Excerto citado:
Outra paixão de Santilal Meggi é a fotografia. Um dos vários percursos entre o Nimas e o Monumental que fizemos foi passado exclusivamente a falar sobre objectivas de câmaras fotográficas. O gosto pela fotografia tornou-se vontade de criar registos dos cinemas onde trabalhou depois do sentimento de perda que lhe deixou o encerramento e descaracterização do Monte Carlo e do AC Santos.
Esta vontade de registo estende-se a uma verdadeira história oral da exibição e distribuição de cinema em Lisboa nos últimos trinta anos. Durante a nossa conversa, para além das salas onde trabalhou, surgem referências a vários nomes de antigos colegas projeccionistas não só cinemas da Medeia, mas também de várias outras salas de Lisboa. Um nome recorrente é o de Divesh, amigo do irmão de Santilal. Conheceram-se quando ele estava no cinema Roma e Meggi no AC Santos. Mais tarde, trabalhariam os dois na Medeia, onde Divesh foi chefe de cabine no Monumental e onde formou vários projeccionistas mais novos.
Por muito que eu goste de pensar que 1976, o ano em que nasci, ficou marcado pela estreia de Badlands (1974) ou Tout Va Bien (1972), a verdade é que o maior sucesso desse ano foi Bobby (1972), de Raj Kapoor.
Meggi e Divesh são apenas dois dos muitos projeccionistas, exibidores e distribuidores de cinema oriundos da Índia Portuguesa que, como muitas outras pessoas provenientes daqueles territórios, se estabeleceram em Lisboa, vindos de Moçambique, ao longo da segunda metade dos anos 1970. A sua história ficaria também ligada ao boom de cinema indiano nas salas portuguesas após o fim do bloqueio às importações indianas que vigorou entre 1953 e 1974. Entre 1976 e o início dos anos 1980, tanto as velhas distribuidoras estabelecidas como várias novas empresas propositadamente criadas para importar filmes indianos (como a Sandro, Véritas, Rajá, Júpiter, Vénus, Anisa, ou a Oriente Filmes) e salas como o Monte Carlo e o AC Santos (onde Meggi trabalhou), mas também o Eden, o Alvalade, o Odeon e, até bem dentro dos anos 1990, o Cine 222, foram responsáveis pela distribuição de dezenas de melodramas comerciais em língua ou versões hindi de Bombaim e Madrasta, que permaneceram sempre várias semanas em cartaz, mas que que nunca conquistaram nem a crítica nem o público cinéfilo. Por muito que eu goste de pensar que 1976, o ano em que nasci, ficou marcado pela estreia de Badlands (1974) ou Tout Va Bien (1972), a verdade é que o maior sucesso desse ano, estreado no Eden apenas dois dias antes de eu nascer e ficando 36 semanas em cartaz (mais do que Deep Throat ou O Império dos Sentidos, também estreados nesse ano e ambos de 1972), foi Bobby (1972), de Raj Kapoor.
Regressando ao Nimas, é hora de fechar a visita espreitando a cabine. Naquele que é provavelmente o espaço mais pequeno que visitámos até agora, co-existem um projector Cinemeccanica Victoria 5 com uma torre mecanizada de duas objectivas, vindo da sala 2 do Monumental, e um projector de cinema digital Christie CP2000-ZX (com o respectivo servidor DCP-2000 da Doremi e um conversor Christie Cine-IPM 2K), vindo da única sala do King que esteve equipada com cinema digital.

Material:

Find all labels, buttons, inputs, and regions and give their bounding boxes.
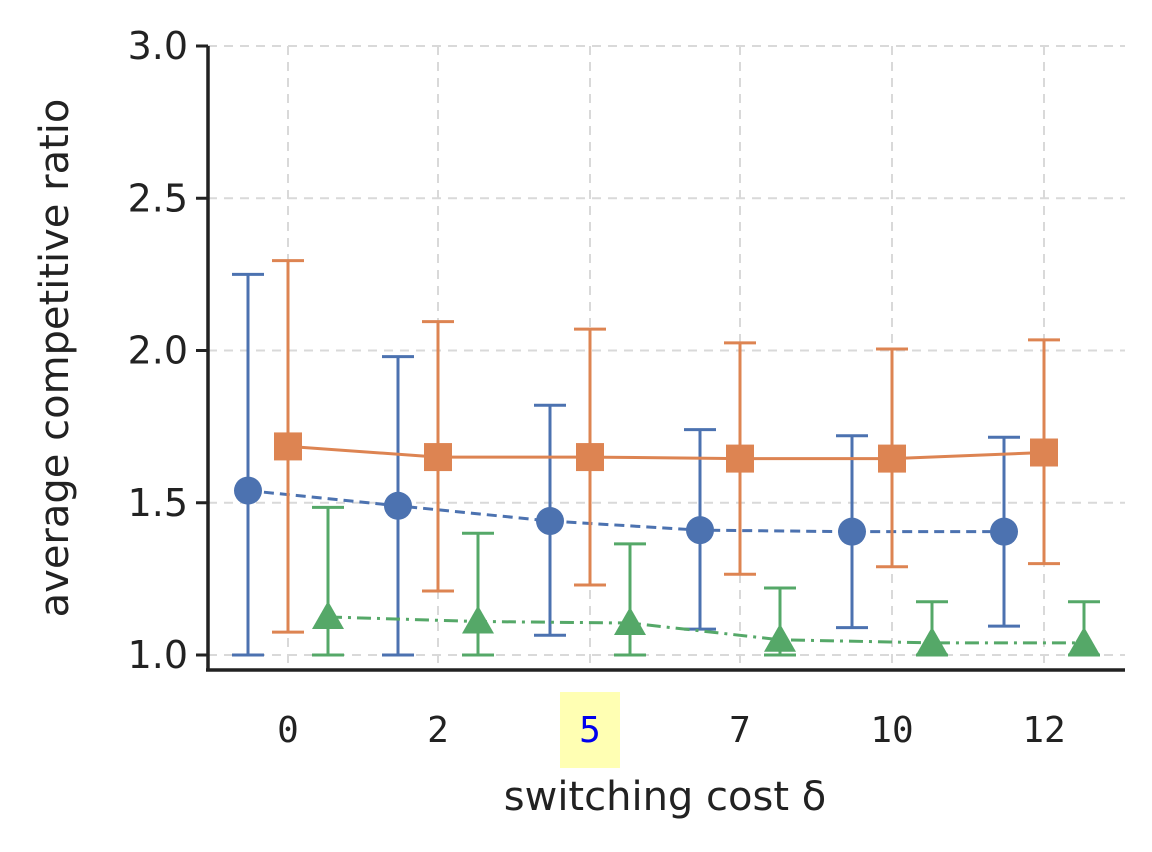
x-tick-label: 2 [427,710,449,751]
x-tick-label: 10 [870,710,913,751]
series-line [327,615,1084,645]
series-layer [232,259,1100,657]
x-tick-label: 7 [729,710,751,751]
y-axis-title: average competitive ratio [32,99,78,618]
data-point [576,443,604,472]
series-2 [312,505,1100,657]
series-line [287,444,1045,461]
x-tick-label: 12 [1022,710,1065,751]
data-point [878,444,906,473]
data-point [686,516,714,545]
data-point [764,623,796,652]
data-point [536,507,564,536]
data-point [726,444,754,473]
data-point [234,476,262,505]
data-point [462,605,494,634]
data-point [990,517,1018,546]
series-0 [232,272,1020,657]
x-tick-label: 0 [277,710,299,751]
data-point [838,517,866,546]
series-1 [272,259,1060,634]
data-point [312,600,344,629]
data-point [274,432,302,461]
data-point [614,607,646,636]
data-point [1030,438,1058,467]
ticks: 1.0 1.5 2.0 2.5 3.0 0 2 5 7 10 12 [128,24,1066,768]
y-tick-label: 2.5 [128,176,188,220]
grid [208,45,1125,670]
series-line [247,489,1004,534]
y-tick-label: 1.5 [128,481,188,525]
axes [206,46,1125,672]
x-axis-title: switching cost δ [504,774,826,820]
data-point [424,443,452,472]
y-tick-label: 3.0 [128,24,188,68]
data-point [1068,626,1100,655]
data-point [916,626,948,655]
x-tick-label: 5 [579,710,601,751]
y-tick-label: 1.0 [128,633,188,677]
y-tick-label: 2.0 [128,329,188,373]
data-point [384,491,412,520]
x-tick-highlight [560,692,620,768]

O que fazer:
**A)** Transcreva, sem alterar nada, o trecho do texto sobre os projecionistas de Lisboa que vai de "Regressando ao Nimas, é" até "com cinema digital.", com esses dois trechos incluídos.
**B)** Dê seguimento ao texto sobre os projecionistas de Lisboa, começando logo após a última frase que aparece.

Respostas por tarefa:
**A)**
Regressando ao Nimas, é hora de fechar a visita espreitando a cabine. Naquele que é provavelmente o espaço mais pequeno que visitámos até agora, co-existem um projector Cinemeccanica Victoria 5 com uma torre mecanizada de duas objectivas, vindo da sala 2 do Monumental, e um projector de cinema digital Christie CP2000-ZX (com o respectivo servidor DCP-2000 da Doremi e um conversor Christie Cine-IPM 2K), vindo da única sala do King que esteve equipada com cinema digital.

**B)**
Aqui, os automatismos ainda não existem e, até mesmo para o projector digital, é preciso repetir o ritual de gestos que antecedem cada sessão: à hora marcada, desligar a música ambiente, reduzir a intensidade das luzes na sala, ligar o sistema de som e fazer arrancar a máquina. De resto, como em tantas outras salas convertidas ao digital, ainda abundam nesta cabine os vestígios da obsolescência da projecção em película: a canalização de água que refrigerava o projector, as grandes bobines penduradas nas paredes, os pratos onde se montava uma sessão inteira, as molas de roupa segurando as pontas que vinham a seguir aos trailers e anunciavam que aquele filme já estava em exibição, ou estrearia brevemente, noutro cinema da Medeia Filmes, até uma velhinha tabela de conversão de metros de película em tempo de projecção. E, no corredor e numa sala anexa, vêem-se as coladeira e as enroladeiras usadas para preparar as raras sessões com cópias de 35mm, agora praticamente limitadas ao Lisbon & Estoril Film Festival (o ano passado foram projectadas 26, entre o Nimas e o Monumental). Durante o festival, todo este material regressa à vida, a cabine volta a ser o coração do cinema e, como diz Santilal Meggi, o contacto com a película deixa os projeccionistas sentirem-se novamente “activos” e “realizados”.
Recordo-me que, a certo ponto da conversa, Meggi me disse que a geração anterior de projeccionistas era muito fechada. Podiam ser, por exemplo, algo secretistas em relação aos empregos que acumulavam durante o dia, ou absolutamente inflexíveis quanto à interdição de entrada na cabine de quem não tivesse carteira profissional. Dito de outro modo, há vinte ou trinta anos atrás, estes Retratos de Projecção seriam completamente impossíveis. O que só me faz sentir ainda mais grato a quem, hoje, aceita generosamente partilhar as suas memórias e ajudar-nos a reconstituir esse mundo, não necessariamente perdido.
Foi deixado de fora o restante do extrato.